-- Start --

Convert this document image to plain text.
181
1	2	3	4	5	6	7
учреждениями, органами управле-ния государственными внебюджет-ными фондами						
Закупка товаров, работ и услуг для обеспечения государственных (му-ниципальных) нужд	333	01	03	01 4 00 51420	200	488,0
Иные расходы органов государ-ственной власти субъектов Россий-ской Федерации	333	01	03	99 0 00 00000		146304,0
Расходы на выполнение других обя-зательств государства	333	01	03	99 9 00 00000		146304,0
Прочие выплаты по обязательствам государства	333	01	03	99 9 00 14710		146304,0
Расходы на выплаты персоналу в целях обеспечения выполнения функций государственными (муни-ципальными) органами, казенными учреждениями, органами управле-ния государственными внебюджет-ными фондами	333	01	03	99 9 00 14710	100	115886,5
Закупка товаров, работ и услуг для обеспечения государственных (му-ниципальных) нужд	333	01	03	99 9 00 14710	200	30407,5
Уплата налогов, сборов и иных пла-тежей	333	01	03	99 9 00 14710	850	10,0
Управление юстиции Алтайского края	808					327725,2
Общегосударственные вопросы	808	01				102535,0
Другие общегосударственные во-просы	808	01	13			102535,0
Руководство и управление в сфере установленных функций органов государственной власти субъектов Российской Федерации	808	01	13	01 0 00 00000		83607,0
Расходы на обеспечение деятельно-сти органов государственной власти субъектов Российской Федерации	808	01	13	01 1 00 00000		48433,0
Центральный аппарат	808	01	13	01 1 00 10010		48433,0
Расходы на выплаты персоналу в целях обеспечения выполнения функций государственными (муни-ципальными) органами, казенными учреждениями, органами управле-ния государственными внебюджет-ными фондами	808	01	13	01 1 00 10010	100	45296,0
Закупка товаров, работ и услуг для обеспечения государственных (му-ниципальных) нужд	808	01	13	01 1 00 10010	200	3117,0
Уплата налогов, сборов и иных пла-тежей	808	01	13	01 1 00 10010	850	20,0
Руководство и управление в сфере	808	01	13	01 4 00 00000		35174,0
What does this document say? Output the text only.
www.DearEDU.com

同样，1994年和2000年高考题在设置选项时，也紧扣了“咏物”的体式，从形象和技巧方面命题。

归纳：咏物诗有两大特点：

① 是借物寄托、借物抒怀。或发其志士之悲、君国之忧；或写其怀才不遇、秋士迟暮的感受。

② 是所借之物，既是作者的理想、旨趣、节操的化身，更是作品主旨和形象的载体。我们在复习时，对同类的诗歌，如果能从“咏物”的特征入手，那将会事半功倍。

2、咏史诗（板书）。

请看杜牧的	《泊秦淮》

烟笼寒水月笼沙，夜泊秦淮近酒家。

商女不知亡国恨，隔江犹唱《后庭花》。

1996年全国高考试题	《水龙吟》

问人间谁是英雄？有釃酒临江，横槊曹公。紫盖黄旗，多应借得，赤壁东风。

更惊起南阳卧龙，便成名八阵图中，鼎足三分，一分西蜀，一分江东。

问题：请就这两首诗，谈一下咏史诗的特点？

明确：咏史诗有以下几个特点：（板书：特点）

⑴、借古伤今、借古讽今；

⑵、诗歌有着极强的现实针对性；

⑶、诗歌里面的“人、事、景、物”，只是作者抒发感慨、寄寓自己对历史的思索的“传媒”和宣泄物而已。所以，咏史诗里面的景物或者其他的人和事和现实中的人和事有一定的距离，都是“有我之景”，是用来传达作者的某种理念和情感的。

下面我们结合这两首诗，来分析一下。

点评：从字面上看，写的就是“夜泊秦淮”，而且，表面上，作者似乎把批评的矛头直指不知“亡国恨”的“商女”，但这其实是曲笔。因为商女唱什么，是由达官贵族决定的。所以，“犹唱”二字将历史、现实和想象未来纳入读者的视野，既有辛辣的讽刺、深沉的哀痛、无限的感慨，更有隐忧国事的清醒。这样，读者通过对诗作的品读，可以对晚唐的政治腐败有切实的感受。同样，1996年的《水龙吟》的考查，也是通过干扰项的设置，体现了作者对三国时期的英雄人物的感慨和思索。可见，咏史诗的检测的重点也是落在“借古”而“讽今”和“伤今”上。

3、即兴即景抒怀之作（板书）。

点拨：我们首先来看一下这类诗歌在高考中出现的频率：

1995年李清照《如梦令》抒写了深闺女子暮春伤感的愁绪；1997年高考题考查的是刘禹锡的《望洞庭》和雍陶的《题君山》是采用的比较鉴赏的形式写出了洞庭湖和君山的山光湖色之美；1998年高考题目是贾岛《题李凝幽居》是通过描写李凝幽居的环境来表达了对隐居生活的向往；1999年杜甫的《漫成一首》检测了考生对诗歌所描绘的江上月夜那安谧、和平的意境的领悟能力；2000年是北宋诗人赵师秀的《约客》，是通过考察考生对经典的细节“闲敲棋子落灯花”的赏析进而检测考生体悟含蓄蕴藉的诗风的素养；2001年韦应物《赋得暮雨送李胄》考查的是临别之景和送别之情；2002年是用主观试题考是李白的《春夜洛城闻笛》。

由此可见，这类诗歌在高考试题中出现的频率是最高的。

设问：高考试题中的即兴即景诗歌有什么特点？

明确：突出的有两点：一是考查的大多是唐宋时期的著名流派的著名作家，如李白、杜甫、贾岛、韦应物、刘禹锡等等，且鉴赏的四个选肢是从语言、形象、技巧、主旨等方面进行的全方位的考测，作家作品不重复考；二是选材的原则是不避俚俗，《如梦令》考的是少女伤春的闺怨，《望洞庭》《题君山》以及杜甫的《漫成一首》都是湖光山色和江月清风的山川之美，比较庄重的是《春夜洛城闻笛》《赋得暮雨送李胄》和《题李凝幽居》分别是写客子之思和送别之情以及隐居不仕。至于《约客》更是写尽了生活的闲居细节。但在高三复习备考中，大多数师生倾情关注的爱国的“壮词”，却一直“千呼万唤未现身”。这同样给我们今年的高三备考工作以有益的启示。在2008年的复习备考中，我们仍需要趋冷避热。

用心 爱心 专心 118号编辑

-- End --

→ **THE EXERCISE**
Provide the number of lines in these entries that hold the word "题李凝幽居", without any accompanying text.

→ **EXPECTED ANSWER**
2